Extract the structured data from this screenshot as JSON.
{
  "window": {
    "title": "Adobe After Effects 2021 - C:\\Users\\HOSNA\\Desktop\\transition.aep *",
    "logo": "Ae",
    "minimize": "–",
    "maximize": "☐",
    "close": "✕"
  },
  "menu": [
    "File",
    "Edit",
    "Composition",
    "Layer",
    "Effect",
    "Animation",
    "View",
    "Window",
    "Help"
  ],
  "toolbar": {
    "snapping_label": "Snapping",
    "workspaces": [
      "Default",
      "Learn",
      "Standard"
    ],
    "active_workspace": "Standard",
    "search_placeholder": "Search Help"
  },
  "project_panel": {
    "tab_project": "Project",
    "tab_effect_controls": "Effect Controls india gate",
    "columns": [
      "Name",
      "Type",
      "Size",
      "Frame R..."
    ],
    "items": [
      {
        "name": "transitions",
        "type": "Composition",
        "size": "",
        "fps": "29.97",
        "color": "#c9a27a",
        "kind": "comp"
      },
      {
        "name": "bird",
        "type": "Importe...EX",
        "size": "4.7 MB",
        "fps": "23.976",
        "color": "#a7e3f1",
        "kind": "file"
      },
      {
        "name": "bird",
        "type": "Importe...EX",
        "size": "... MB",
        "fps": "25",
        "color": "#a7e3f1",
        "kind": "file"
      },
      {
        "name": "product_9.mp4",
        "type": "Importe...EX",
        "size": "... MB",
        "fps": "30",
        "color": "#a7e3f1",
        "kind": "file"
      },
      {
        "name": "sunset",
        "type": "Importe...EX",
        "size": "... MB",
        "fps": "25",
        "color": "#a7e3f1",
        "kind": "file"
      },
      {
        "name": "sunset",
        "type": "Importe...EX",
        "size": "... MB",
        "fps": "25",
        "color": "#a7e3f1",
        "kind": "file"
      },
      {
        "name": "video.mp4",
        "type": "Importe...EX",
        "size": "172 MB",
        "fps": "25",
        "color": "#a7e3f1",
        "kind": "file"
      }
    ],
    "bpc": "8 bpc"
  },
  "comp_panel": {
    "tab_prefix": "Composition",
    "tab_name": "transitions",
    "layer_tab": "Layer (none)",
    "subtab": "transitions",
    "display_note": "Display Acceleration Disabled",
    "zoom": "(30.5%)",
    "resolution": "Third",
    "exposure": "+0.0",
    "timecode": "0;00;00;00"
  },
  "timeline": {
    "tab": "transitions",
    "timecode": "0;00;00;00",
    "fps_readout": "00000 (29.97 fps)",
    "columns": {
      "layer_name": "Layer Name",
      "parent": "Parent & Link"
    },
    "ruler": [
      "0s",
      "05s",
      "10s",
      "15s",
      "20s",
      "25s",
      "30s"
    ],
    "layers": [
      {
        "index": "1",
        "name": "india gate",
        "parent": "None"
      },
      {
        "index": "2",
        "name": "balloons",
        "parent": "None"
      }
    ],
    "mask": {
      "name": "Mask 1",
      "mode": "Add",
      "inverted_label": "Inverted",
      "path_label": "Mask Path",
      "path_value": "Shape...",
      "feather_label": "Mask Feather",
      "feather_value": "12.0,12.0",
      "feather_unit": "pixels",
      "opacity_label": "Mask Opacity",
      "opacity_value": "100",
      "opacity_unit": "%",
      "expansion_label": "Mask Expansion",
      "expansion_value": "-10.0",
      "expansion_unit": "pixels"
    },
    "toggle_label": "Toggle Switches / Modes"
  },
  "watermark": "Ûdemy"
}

***

Written problem
Report how many lines in the listing include the word "india". Give nothing but the count.

Finished task
2